= EXCERPT PROVIDED =
-- Start --
# Snook in North Carolina



## SteelyDan (Nov 27, 2018)

Have a question about Snook in North Carolina...I was throwing a cast net out catching mullet in the Lockwood Folly Inlet in the early fall...I caught what looked like a small snook (this happened a couple of times)...line going from tail to gills...I know there territory is South Carolina to Brazil but are they in Southeast North Carolina?


----------



## Surfjunkie (Dec 28, 2015)

I'm not going to say no because crazier things have happened, but could it have been one of those silver perch? They always looked like a chubby little Snook to me


----------



## drumrun (Dec 5, 2007)

SteelyDan said:


> Have a question about Snook in North Carolina...I was throwing a cast net out catching mullet in the Lockwood Folly Inlet in the early fall...I caught what looked like a small snook (this happened a couple of times)...line going from tail to gills...I know there territory is South Carolina to Brazil but are they in Southeast North Carolina?



Yes, have caught them in a cast net in the sound behind Hatteras before.


----------



## Garboman (Jul 22, 2010)

drumrun said:


> Yes, have caught them in a cast net in the sound behind Hatteras before.


I too have caught a fair amount of baby snook cast netting along with baby Tarpon and baby barracuda.
-- End --
= MATERIAL =
-- Start --
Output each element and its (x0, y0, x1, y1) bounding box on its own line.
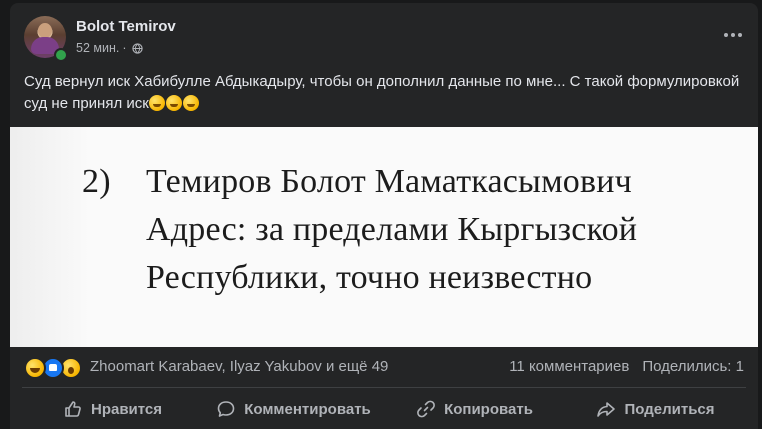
-- End --
= EXERCISES =
• A. Repeat word for word the stretch of the snook thread from "## Garboman (Jul" through "and baby barracuda.".
• B. Carry on the forum thread about snook in North Carolina from the point where it stops.

= ANSWERS BY TASK =
• A.
## Garboman (Jul 22, 2010)

drumrun said:


> Yes, have caught them in a cast net in the sound behind Hatteras before.


I too have caught a fair amount of baby snook cast netting along with baby Tarpon and baby barracuda.

• B.
I would have to think a female snook will enter the Pamlico and lay her eggs, rather than the eggs drifting in from the Gulf Stream, but I am not an expert on such events.

Never seen an adult snook in NC, DD may have since he is a lot more experienced and older than me and spends more time sport fishing out of his boat.

Never seen an adult snook in a NC gill net either.


----------



## SteelyDan (Nov 27, 2018)

Thanks for the feedback...I knew it was not a silver perch...thought I was seeing things...:beer:


----------



## sand flea (Oct 24, 1999)

I've caught something that I swore was a juvenile snook in Va. Beach while castnetting about 20 years ago, but I have never ever heard of bigger ones anywhere in the region.


----------



## oldman1952 (Jul 31, 2017)

Several juvenile snook were caught this summer on Kure Beach pier. Don’t know the bait but there were several pictures posted identified as snook.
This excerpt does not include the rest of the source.